__Exercise instructions__. Set down the whole listing verbatim.
**** Record list ****
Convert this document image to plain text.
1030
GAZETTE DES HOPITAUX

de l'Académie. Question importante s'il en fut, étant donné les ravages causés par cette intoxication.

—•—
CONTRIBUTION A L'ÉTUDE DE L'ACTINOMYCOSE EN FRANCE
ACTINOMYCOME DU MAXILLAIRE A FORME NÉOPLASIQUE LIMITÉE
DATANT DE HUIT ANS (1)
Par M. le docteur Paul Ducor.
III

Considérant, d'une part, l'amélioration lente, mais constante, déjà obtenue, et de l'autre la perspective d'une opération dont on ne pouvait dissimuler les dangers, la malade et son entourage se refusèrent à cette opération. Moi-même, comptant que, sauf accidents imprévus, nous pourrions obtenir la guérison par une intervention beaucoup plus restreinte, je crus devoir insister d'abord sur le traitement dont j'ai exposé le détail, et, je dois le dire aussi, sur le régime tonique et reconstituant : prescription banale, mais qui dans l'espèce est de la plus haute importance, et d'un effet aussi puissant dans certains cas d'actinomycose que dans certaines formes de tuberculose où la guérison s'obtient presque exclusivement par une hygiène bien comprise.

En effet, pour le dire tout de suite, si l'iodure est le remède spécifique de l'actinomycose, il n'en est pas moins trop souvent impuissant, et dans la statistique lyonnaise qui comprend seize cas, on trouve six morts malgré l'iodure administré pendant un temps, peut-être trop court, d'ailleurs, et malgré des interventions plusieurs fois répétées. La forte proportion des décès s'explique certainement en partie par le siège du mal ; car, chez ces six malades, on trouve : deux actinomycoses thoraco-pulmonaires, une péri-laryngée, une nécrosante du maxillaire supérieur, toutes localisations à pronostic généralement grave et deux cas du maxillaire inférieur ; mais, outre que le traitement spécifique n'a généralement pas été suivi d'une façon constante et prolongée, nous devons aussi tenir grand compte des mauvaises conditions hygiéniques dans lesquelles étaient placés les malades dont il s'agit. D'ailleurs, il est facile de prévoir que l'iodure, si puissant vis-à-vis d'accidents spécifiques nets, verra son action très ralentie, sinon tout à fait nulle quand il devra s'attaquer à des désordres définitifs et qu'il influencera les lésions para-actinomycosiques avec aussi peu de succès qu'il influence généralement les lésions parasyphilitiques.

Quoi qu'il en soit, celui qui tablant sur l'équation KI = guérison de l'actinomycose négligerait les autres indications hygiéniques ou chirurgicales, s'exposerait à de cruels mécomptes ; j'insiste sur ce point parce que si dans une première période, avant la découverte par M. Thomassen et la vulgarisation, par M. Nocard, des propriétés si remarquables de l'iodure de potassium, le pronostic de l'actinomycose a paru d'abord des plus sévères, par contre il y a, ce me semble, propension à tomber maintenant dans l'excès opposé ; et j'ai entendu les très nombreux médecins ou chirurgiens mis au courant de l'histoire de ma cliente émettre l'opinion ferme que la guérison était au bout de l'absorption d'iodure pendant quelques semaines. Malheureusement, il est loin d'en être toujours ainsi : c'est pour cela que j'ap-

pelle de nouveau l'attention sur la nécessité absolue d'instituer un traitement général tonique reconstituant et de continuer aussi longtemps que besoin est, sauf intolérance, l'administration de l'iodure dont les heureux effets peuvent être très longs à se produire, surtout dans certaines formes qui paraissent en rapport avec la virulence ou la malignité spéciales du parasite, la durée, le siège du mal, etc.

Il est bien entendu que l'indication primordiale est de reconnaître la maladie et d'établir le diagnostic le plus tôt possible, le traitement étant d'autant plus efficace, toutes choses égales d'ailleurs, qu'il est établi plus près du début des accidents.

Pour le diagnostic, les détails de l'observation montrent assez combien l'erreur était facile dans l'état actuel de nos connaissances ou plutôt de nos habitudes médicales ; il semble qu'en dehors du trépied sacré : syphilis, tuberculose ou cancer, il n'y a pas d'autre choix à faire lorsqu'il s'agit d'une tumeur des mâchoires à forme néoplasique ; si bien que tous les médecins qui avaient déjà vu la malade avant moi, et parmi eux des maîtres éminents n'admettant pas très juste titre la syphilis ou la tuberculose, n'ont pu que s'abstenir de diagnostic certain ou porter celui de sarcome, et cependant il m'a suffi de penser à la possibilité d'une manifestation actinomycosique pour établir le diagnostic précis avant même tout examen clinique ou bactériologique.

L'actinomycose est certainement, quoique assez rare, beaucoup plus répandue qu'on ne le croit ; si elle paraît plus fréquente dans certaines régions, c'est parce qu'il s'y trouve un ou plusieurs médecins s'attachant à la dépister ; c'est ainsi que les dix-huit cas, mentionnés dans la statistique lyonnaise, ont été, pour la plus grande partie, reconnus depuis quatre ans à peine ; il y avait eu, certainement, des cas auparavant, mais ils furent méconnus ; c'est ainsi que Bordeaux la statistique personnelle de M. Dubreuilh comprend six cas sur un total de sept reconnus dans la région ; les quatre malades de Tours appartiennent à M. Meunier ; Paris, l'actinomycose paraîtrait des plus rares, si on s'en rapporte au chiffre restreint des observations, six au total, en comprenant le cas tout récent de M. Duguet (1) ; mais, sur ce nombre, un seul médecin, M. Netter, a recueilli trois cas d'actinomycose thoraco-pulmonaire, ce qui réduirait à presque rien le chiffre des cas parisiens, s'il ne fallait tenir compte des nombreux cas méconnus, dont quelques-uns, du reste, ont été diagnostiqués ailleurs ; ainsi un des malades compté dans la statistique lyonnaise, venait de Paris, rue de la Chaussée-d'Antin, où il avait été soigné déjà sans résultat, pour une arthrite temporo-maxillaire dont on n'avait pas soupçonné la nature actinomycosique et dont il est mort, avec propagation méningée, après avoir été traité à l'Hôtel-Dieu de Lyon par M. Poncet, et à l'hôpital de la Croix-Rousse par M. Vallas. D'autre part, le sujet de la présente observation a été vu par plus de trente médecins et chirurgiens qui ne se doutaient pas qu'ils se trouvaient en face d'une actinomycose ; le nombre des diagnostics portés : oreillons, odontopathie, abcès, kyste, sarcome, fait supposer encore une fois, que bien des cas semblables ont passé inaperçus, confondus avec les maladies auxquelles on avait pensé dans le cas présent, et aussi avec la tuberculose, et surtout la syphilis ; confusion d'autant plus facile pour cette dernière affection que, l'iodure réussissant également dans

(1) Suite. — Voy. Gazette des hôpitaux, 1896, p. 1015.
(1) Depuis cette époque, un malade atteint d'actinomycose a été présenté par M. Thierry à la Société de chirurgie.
****
__Response to this task__.
Convert this document image to plain text.
1030
GAZETTE DES HOPITAUX

de l'Académie. Question importante s'il en fut, étant donné les ravages causés par cette intoxication.

—•—
CONTRIBUTION A L'ÉTUDE DE L'ACTINOMYCOSE EN FRANCE
ACTINOMYCOME DU MAXILLAIRE A FORME NÉOPLASIQUE LIMITÉE
DATANT DE HUIT ANS (1)
Par M. le docteur Paul Ducor.
III

Considérant, d'une part, l'amélioration lente, mais constante, déjà obtenue, et de l'autre la perspective d'une opération dont on ne pouvait dissimuler les dangers, la malade et son entourage se refusèrent à cette opération. Moi-même, comptant que, sauf accidents imprévus, nous pourrions obtenir la guérison par une intervention beaucoup plus restreinte, je crus devoir insister d'abord sur le traitement dont j'ai exposé le détail, et, je dois le dire aussi, sur le régime tonique et reconstituant : prescription banale, mais qui dans l'espèce est de la plus haute importance, et d'un effet aussi puissant dans certains cas d'actinomycose que dans certaines formes de tuberculose où la guérison s'obtient presque exclusivement par une hygiène bien comprise.

En effet, pour le dire tout de suite, si l'iodure est le remède spécifique de l'actinomycose, il n'en est pas moins trop souvent impuissant, et dans la statistique lyonnaise qui comprend seize cas, on trouve six morts malgré l'iodure administré pendant un temps, peut-être trop court, d'ailleurs, et malgré des interventions plusieurs fois répétées. La forte proportion des décès s'explique certainement en partie par le siège du mal ; car, chez ces six malades, on trouve : deux actinomycoses thoraco-pulmonaires, une péri-laryngée, une nécrosante du maxillaire supérieur, toutes localisations à pronostic généralement grave et deux cas du maxillaire inférieur ; mais, outre que le traitement spécifique n'a généralement pas été suivi d'une façon constante et prolongée, nous devons aussi tenir grand compte des mauvaises conditions hygiéniques dans lesquelles étaient placés les malades dont il s'agit. D'ailleurs, il est facile de prévoir que l'iodure, si puissant vis-à-vis d'accidents spécifiques nets, verra son action très ralentie, sinon tout à fait nulle quand il devra s'attaquer à des désordres définitifs et qu'il influencera les lésions para-actinomycosiques avec aussi peu de succès qu'il influence généralement les lésions parasyphilitiques.

Quoi qu'il en soit, celui qui tablant sur l'équation KI = guérison de l'actinomycose négligerait les autres indications hygiéniques ou chirurgicales, s'exposerait à de cruels mécomptes ; j'insiste sur ce point parce que si dans une première période, avant la découverte par M. Thomassen et la vulgarisation, par M. Nocard, des propriétés si remarquables de l'iodure de potassium, le pronostic de l'actinomycose a paru d'abord des plus sévères, par contre il y a, ce me semble, propension à tomber maintenant dans l'excès opposé ; et j'ai entendu les très nombreux médecins ou chirurgiens mis au courant de l'histoire de ma cliente émettre l'opinion ferme que la guérison était au bout de l'absorption d'iodure pendant quelques semaines. Malheureusement, il est loin d'en être toujours ainsi : c'est pour cela que j'ap-

pelle de nouveau l'attention sur la nécessité absolue d'instituer un traitement général tonique reconstituant et de continuer aussi longtemps que besoin est, sauf intolérance, l'administration de l'iodure dont les heureux effets peuvent être très longs à se produire, surtout dans certaines formes qui paraissent en rapport avec la virulence ou la malignité spéciales du parasite, la durée, le siège du mal, etc.

Il est bien entendu que l'indication primordiale est de reconnaître la maladie et d'établir le diagnostic le plus tôt possible, le traitement étant d'autant plus efficace, toutes choses égales d'ailleurs, qu'il est établi plus près du début des accidents.

Pour le diagnostic, les détails de l'observation montrent assez combien l'erreur était facile dans l'état actuel de nos connaissances ou plutôt de nos habitudes médicales ; il semble qu'en dehors du trépied sacré : syphilis, tuberculose ou cancer, il n'y a pas d'autre choix à faire lorsqu'il s'agit d'une tumeur des mâchoires à forme néoplasique ; si bien que tous les médecins qui avaient déjà vu la malade avant moi, et parmi eux des maîtres éminents n'admettant pas très juste titre la syphilis ou la tuberculose, n'ont pu que s'abstenir de diagnostic certain ou porter celui de sarcome, et cependant il m'a suffi de penser à la possibilité d'une manifestation actinomycosique pour établir le diagnostic précis avant même tout examen clinique ou bactériologique.

L'actinomycose est certainement, quoique assez rare, beaucoup plus répandue qu'on ne le croit ; si elle paraît plus fréquente dans certaines régions, c'est parce qu'il s'y trouve un ou plusieurs médecins s'attachant à la dépister ; c'est ainsi que les dix-huit cas, mentionnés dans la statistique lyonnaise, ont été, pour la plus grande partie, reconnus depuis quatre ans à peine ; il y avait eu, certainement, des cas auparavant, mais ils furent méconnus ; c'est ainsi que Bordeaux la statistique personnelle de M. Dubreuilh comprend six cas sur un total de sept reconnus dans la région ; les quatre malades de Tours appartiennent à M. Meunier ; Paris, l'actinomycose paraîtrait des plus rares, si on s'en rapporte au chiffre restreint des observations, six au total, en comprenant le cas tout récent de M. Duguet (1) ; mais, sur ce nombre, un seul médecin, M. Netter, a recueilli trois cas d'actinomycose thoraco-pulmonaire, ce qui réduirait à presque rien le chiffre des cas parisiens, s'il ne fallait tenir compte des nombreux cas méconnus, dont quelques-uns, du reste, ont été diagnostiqués ailleurs ; ainsi un des malades compté dans la statistique lyonnaise, venait de Paris, rue de la Chaussée-d'Antin, où il avait été soigné déjà sans résultat, pour une arthrite temporo-maxillaire dont on n'avait pas soupçonné la nature actinomycosique et dont il est mort, avec propagation méningée, après avoir été traité à l'Hôtel-Dieu de Lyon par M. Poncet, et à l'hôpital de la Croix-Rousse par M. Vallas. D'autre part, le sujet de la présente observation a été vu par plus de trente médecins et chirurgiens qui ne se doutaient pas qu'ils se trouvaient en face d'une actinomycose ; le nombre des diagnostics portés : oreillons, odontopathie, abcès, kyste, sarcome, fait supposer encore une fois, que bien des cas semblables ont passé inaperçus, confondus avec les maladies auxquelles on avait pensé dans le cas présent, et aussi avec la tuberculose, et surtout la syphilis ; confusion d'autant plus facile pour cette dernière affection que, l'iodure réussissant également dans

(1) Suite. — Voy. Gazette des hôpitaux, 1896, p. 1015.
(1) Depuis cette époque, un malade atteint d'actinomycose a été présenté par M. Thierry à la Société de chirurgie.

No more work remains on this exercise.